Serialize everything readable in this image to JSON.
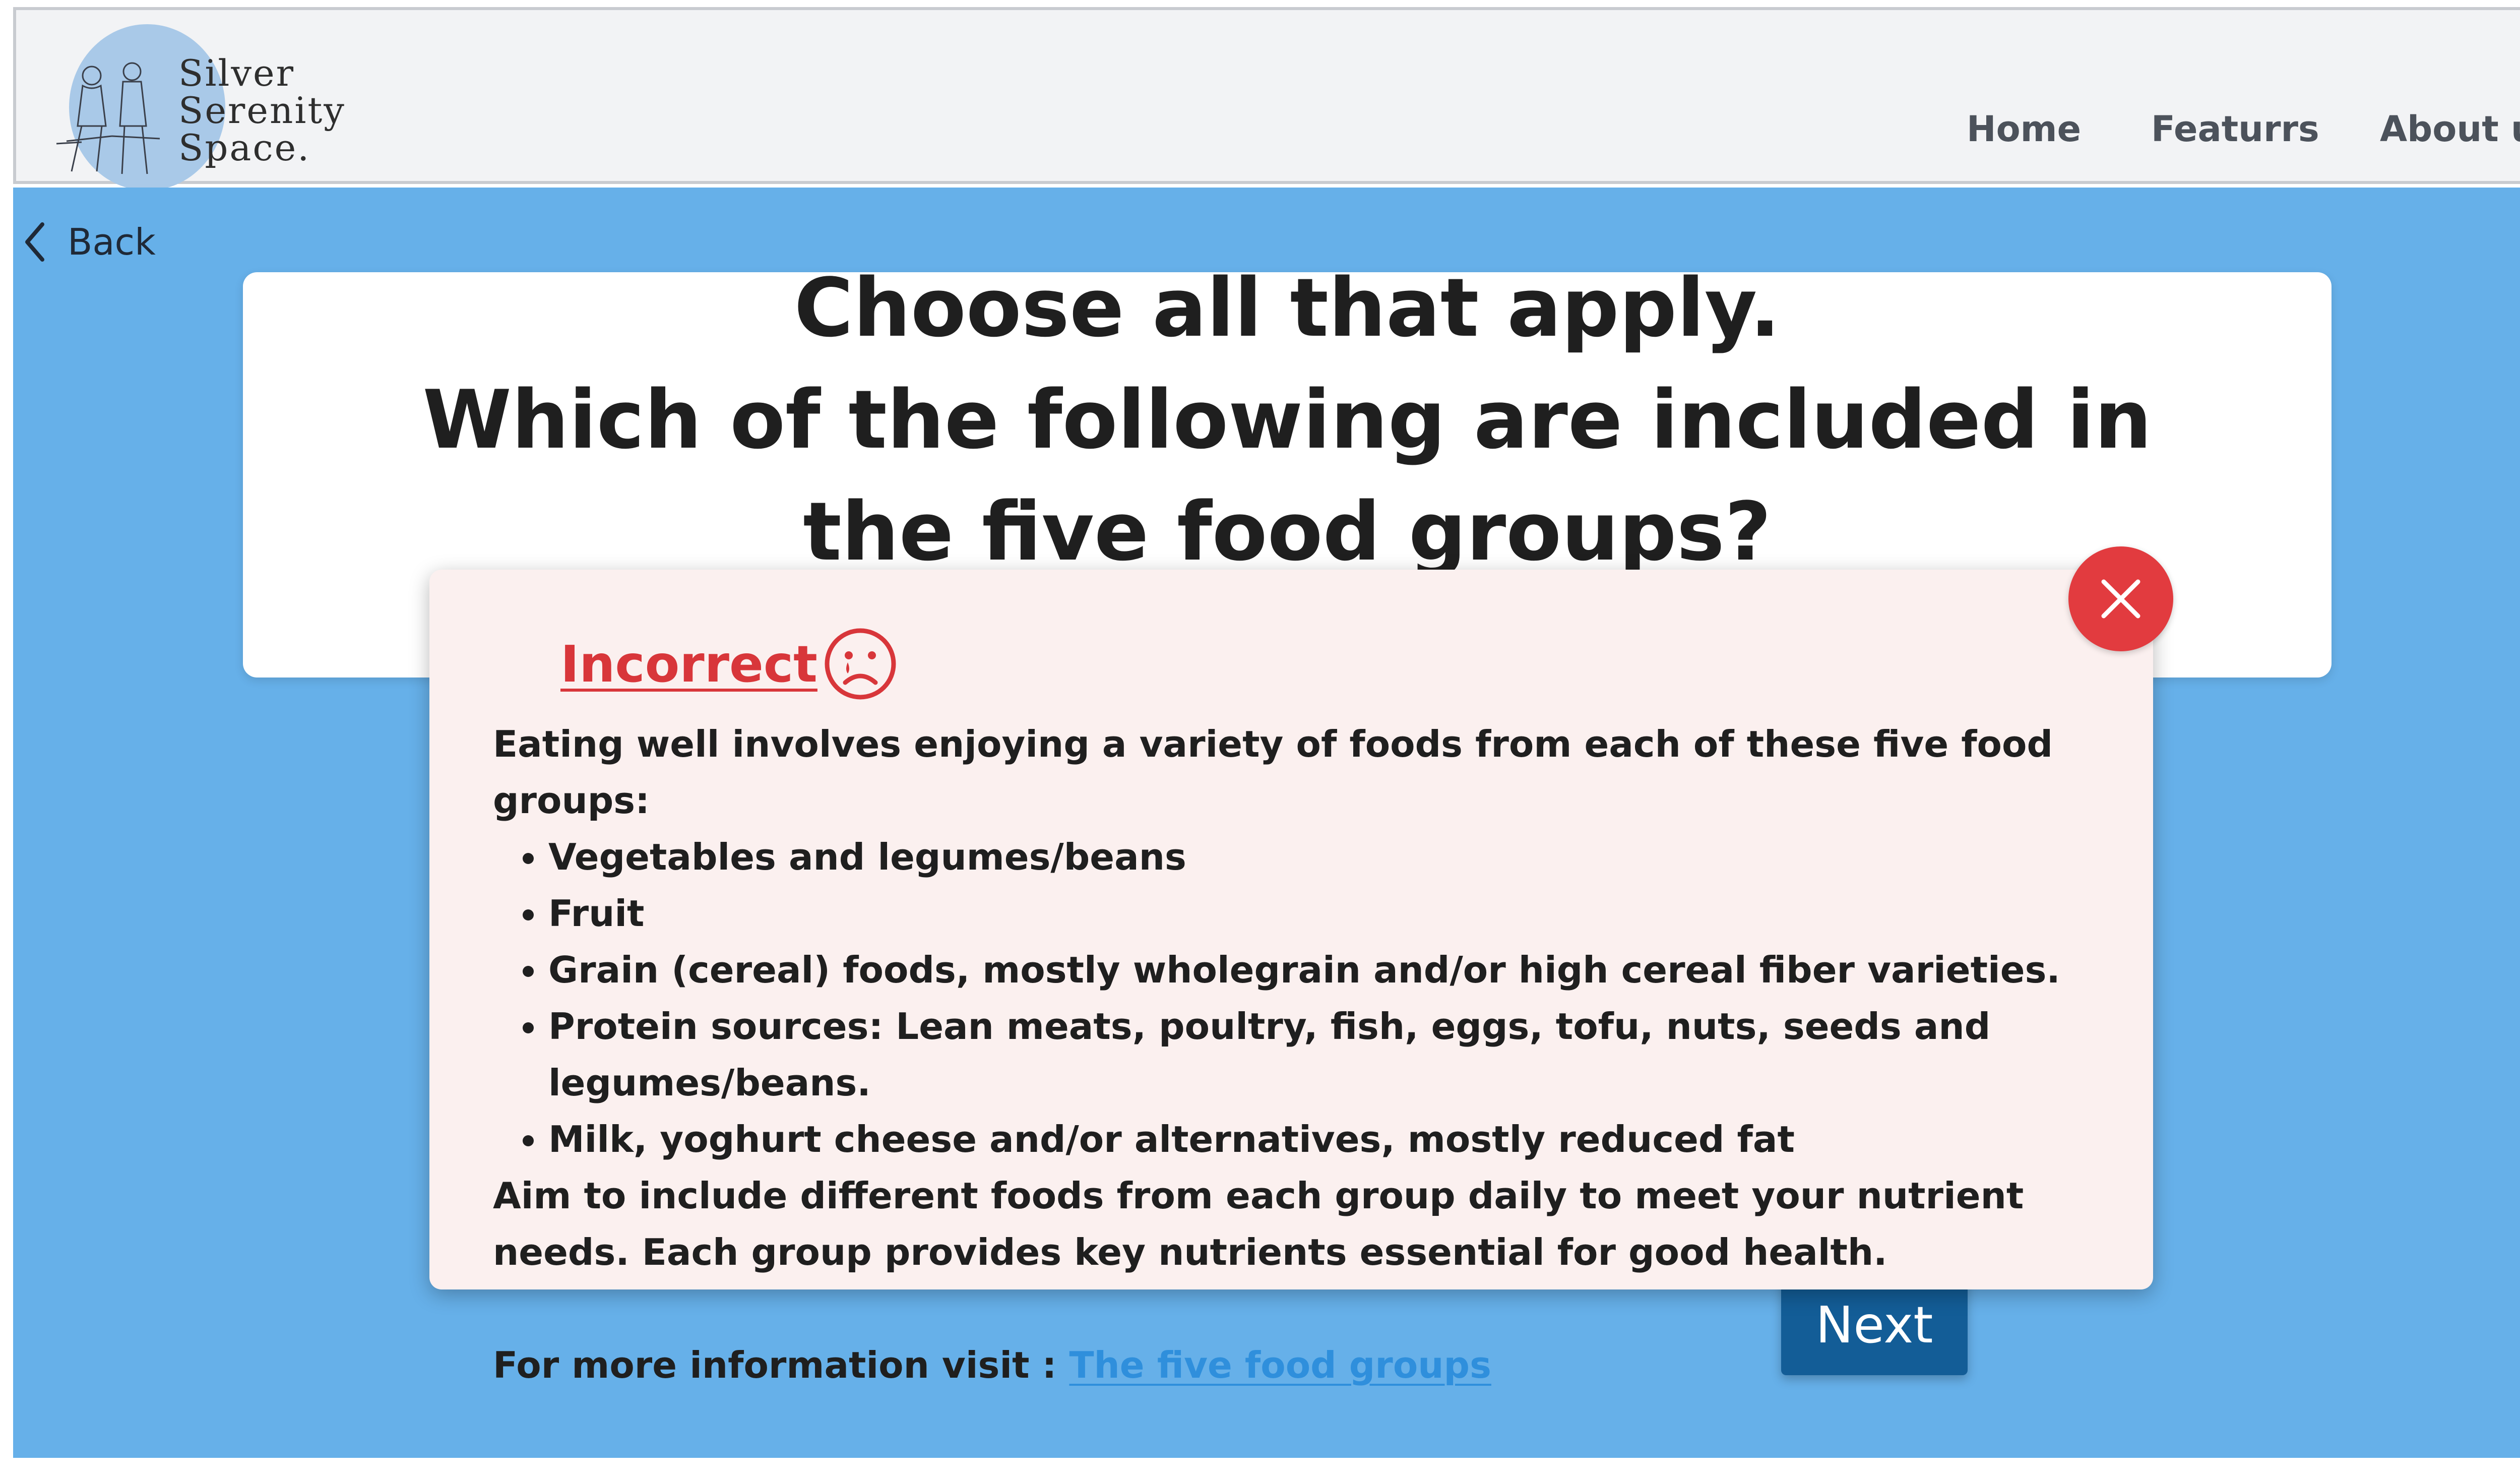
{
  "header": {
    "logo": {
      "line1": "Silver",
      "line2": "Serenity",
      "line3": "Space.",
      "icon": "elderly-couple-logo-icon"
    },
    "nav": [
      {
        "label": "Home"
      },
      {
        "label": "Featurrs"
      },
      {
        "label": "About us"
      }
    ]
  },
  "back": {
    "label": "Back",
    "icon": "chevron-left-icon"
  },
  "question": {
    "instruction": "Choose all that apply.",
    "text": "Which of the following are included in the five food groups?"
  },
  "feedback": {
    "status": "Incorrect",
    "status_icon": "sad-face-icon",
    "intro": "Eating well involves enjoying a variety of foods from each of these five food groups:",
    "groups": [
      "Vegetables and legumes/beans",
      "Fruit",
      "Grain (cereal) foods, mostly wholegrain and/or high cereal fiber varieties.",
      "Protein sources: Lean meats, poultry, fish, eggs, tofu, nuts, seeds and legumes/beans.",
      "Milk, yoghurt cheese and/or alternatives, mostly reduced fat"
    ],
    "advice": "Aim to include different foods from each group daily to meet your nutrient needs. Each group provides key nutrients essential for good health.",
    "more_info_label": "For more information visit :",
    "more_info_link": "The five food groups",
    "close_icon": "close-icon"
  },
  "next_button": {
    "label": "Next"
  },
  "colors": {
    "main_bg": "#66b0e9",
    "header_bg": "#f2f3f5",
    "modal_bg": "#fbf0ef",
    "incorrect": "#d8363a",
    "close_button": "#e23b3f",
    "next_button": "#135d97",
    "link": "#2f8fdc"
  }
}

◇ ◇ ◇

#### Problem to solve
The answer should be the full material above, printed exactly, with no pictures in it.

#### Solution for this problem
Serialize everything readable in this image to JSON.
{
  "header": {
    "logo": {
      "line1": "Silver",
      "line2": "Serenity",
      "line3": "Space.",
      "icon": "elderly-couple-logo-icon"
    },
    "nav": [
      {
        "label": "Home"
      },
      {
        "label": "Featurrs"
      },
      {
        "label": "About us"
      }
    ]
  },
  "back": {
    "label": "Back",
    "icon": "chevron-left-icon"
  },
  "question": {
    "instruction": "Choose all that apply.",
    "text": "Which of the following are included in the five food groups?"
  },
  "feedback": {
    "status": "Incorrect",
    "status_icon": "sad-face-icon",
    "intro": "Eating well involves enjoying a variety of foods from each of these five food groups:",
    "groups": [
      "Vegetables and legumes/beans",
      "Fruit",
      "Grain (cereal) foods, mostly wholegrain and/or high cereal fiber varieties.",
      "Protein sources: Lean meats, poultry, fish, eggs, tofu, nuts, seeds and legumes/beans.",
      "Milk, yoghurt cheese and/or alternatives, mostly reduced fat"
    ],
    "advice": "Aim to include different foods from each group daily to meet your nutrient needs. Each group provides key nutrients essential for good health.",
    "more_info_label": "For more information visit :",
    "more_info_link": "The five food groups",
    "close_icon": "close-icon"
  },
  "next_button": {
    "label": "Next"
  },
  "colors": {
    "main_bg": "#66b0e9",
    "header_bg": "#f2f3f5",
    "modal_bg": "#fbf0ef",
    "incorrect": "#d8363a",
    "close_button": "#e23b3f",
    "next_button": "#135d97",
    "link": "#2f8fdc"
  }
}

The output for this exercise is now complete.